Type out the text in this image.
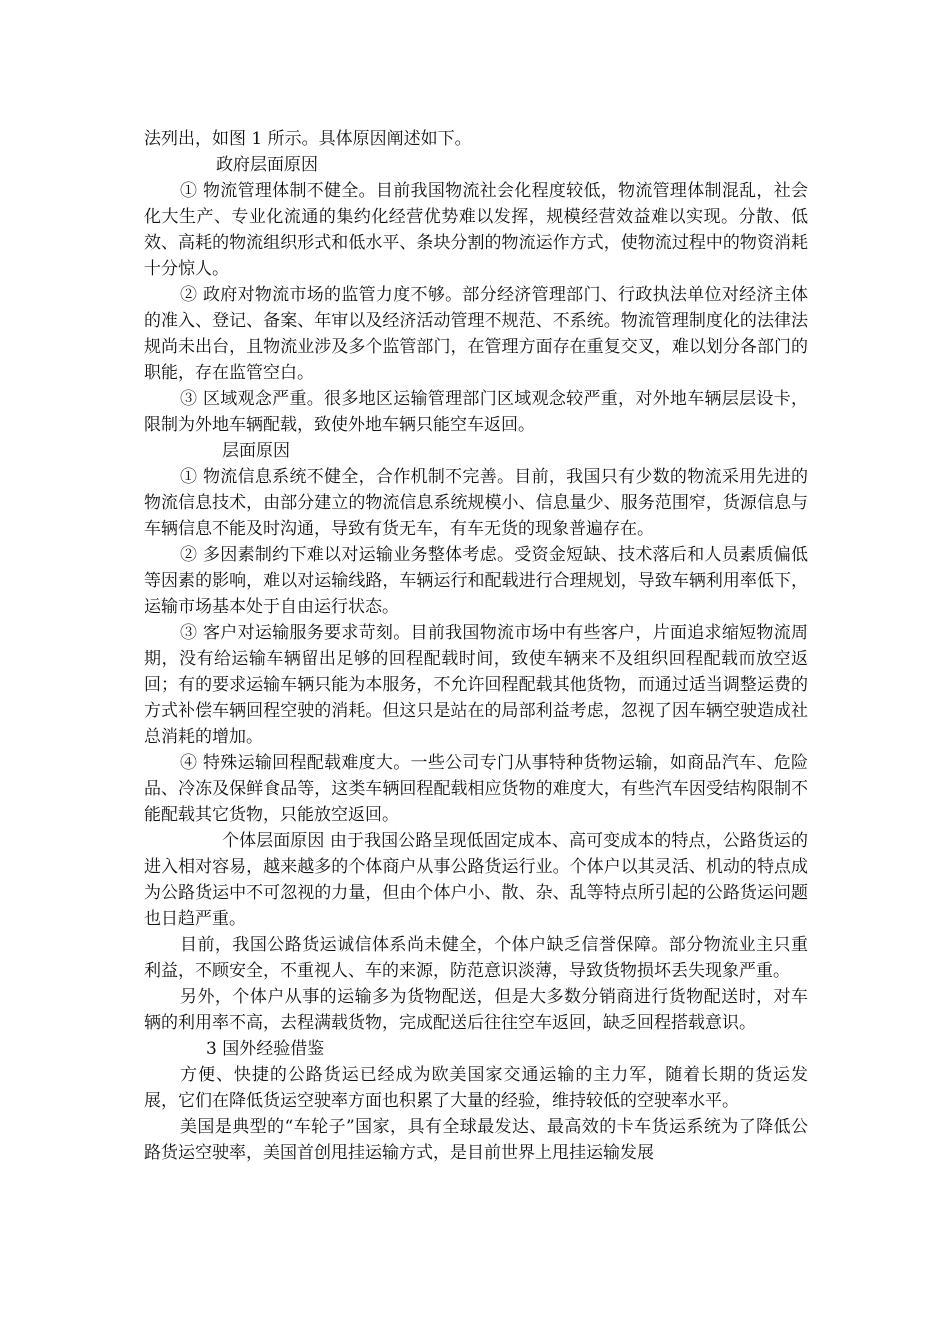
法列出，如图 1 所示。具体原因阐述如下。

政府层面原因

① 物流管理体制不健全。目前我国物流社会化程度较低，物流管理体制混乱，社会化大生产、专业化流通的集约化经营优势难以发挥，规模经营效益难以实现。分散、低效、高耗的物流组织形式和低水平、条块分割的物流运作方式，使物流过程中的物资消耗十分惊人。

② 政府对物流市场的监管力度不够。部分经济管理部门、行政执法单位对经济主体的准入、登记、备案、年审以及经济活动管理不规范、不系统。物流管理制度化的法律法规尚未出台，且物流业涉及多个监管部门，在管理方面存在重复交叉，难以划分各部门的职能，存在监管空白。

③ 区域观念严重。很多地区运输管理部门区域观念较严重，对外地车辆层层设卡，限制为外地车辆配载，致使外地车辆只能空车返回。

层面原因

① 物流信息系统不健全，合作机制不完善。目前，我国只有少数的物流采用先进的物流信息技术，由部分建立的物流信息系统规模小、信息量少、服务范围窄，货源信息与车辆信息不能及时沟通，导致有货无车，有车无货的现象普遍存在。

② 多因素制约下难以对运输业务整体考虑。受资金短缺、技术落后和人员素质偏低等因素的影响，难以对运输线路，车辆运行和配载进行合理规划，导致车辆利用率低下，运输市场基本处于自由运行状态。

③ 客户对运输服务要求苛刻。目前我国物流市场中有些客户，片面追求缩短物流周期，没有给运输车辆留出足够的回程配载时间，致使车辆来不及组织回程配载而放空返回；有的要求运输车辆只能为本服务，不允许回程配载其他货物，而通过适当调整运费的方式补偿车辆回程空驶的消耗。但这只是站在的局部利益考虑，忽视了因车辆空驶造成社总消耗的增加。

④ 特殊运输回程配载难度大。一些公司专门从事特种货物运输，如商品汽车、危险品、冷冻及保鲜食品等，这类车辆回程配载相应货物的难度大，有些汽车因受结构限制不能配载其它货物，只能放空返回。

个体层面原因 由于我国公路呈现低固定成本、高可变成本的特点，公路货运的进入相对容易，越来越多的个体商户从事公路货运行业。个体户以其灵活、机动的特点成为公路货运中不可忽视的力量，但由个体户小、散、杂、乱等特点所引起的公路货运问题也日趋严重。

目前，我国公路货运诚信体系尚未健全，个体户缺乏信誉保障。部分物流业主只重利益，不顾安全，不重视人、车的来源，防范意识淡薄，导致货物损坏丢失现象严重。

另外，个体户从事的运输多为货物配送，但是大多数分销商进行货物配送时，对车辆的利用率不高，去程满载货物，完成配送后往往空车返回，缺乏回程搭载意识。

3 国外经验借鉴

方便、快捷的公路货运已经成为欧美国家交通运输的主力军，随着长期的货运发展，它们在降低货运空驶率方面也积累了大量的经验，维持较低的空驶率水平。

美国是典型的“车轮子”国家，具有全球最发达、最高效的卡车货运系统为了降低公路货运空驶率，美国首创甩挂运输方式，是目前世界上甩挂运输发展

========================================================================

**To do**
Make an exact copy of the data above, pictures excluded.

**Solved problem**
Type out the text in this image.
法列出，如图 1 所示。具体原因阐述如下。

政府层面原因

① 物流管理体制不健全。目前我国物流社会化程度较低，物流管理体制混乱，社会化大生产、专业化流通的集约化经营优势难以发挥，规模经营效益难以实现。分散、低效、高耗的物流组织形式和低水平、条块分割的物流运作方式，使物流过程中的物资消耗十分惊人。

② 政府对物流市场的监管力度不够。部分经济管理部门、行政执法单位对经济主体的准入、登记、备案、年审以及经济活动管理不规范、不系统。物流管理制度化的法律法规尚未出台，且物流业涉及多个监管部门，在管理方面存在重复交叉，难以划分各部门的职能，存在监管空白。

③ 区域观念严重。很多地区运输管理部门区域观念较严重，对外地车辆层层设卡，限制为外地车辆配载，致使外地车辆只能空车返回。

层面原因

① 物流信息系统不健全，合作机制不完善。目前，我国只有少数的物流采用先进的物流信息技术，由部分建立的物流信息系统规模小、信息量少、服务范围窄，货源信息与车辆信息不能及时沟通，导致有货无车，有车无货的现象普遍存在。

② 多因素制约下难以对运输业务整体考虑。受资金短缺、技术落后和人员素质偏低等因素的影响，难以对运输线路，车辆运行和配载进行合理规划，导致车辆利用率低下，运输市场基本处于自由运行状态。

③ 客户对运输服务要求苛刻。目前我国物流市场中有些客户，片面追求缩短物流周期，没有给运输车辆留出足够的回程配载时间，致使车辆来不及组织回程配载而放空返回；有的要求运输车辆只能为本服务，不允许回程配载其他货物，而通过适当调整运费的方式补偿车辆回程空驶的消耗。但这只是站在的局部利益考虑，忽视了因车辆空驶造成社总消耗的增加。

④ 特殊运输回程配载难度大。一些公司专门从事特种货物运输，如商品汽车、危险品、冷冻及保鲜食品等，这类车辆回程配载相应货物的难度大，有些汽车因受结构限制不能配载其它货物，只能放空返回。

个体层面原因 由于我国公路呈现低固定成本、高可变成本的特点，公路货运的进入相对容易，越来越多的个体商户从事公路货运行业。个体户以其灵活、机动的特点成为公路货运中不可忽视的力量，但由个体户小、散、杂、乱等特点所引起的公路货运问题也日趋严重。

目前，我国公路货运诚信体系尚未健全，个体户缺乏信誉保障。部分物流业主只重利益，不顾安全，不重视人、车的来源，防范意识淡薄，导致货物损坏丢失现象严重。

另外，个体户从事的运输多为货物配送，但是大多数分销商进行货物配送时，对车辆的利用率不高，去程满载货物，完成配送后往往空车返回，缺乏回程搭载意识。

3 国外经验借鉴

方便、快捷的公路货运已经成为欧美国家交通运输的主力军，随着长期的货运发展，它们在降低货运空驶率方面也积累了大量的经验，维持较低的空驶率水平。

美国是典型的“车轮子”国家，具有全球最发达、最高效的卡车货运系统为了降低公路货运空驶率，美国首创甩挂运输方式，是目前世界上甩挂运输发展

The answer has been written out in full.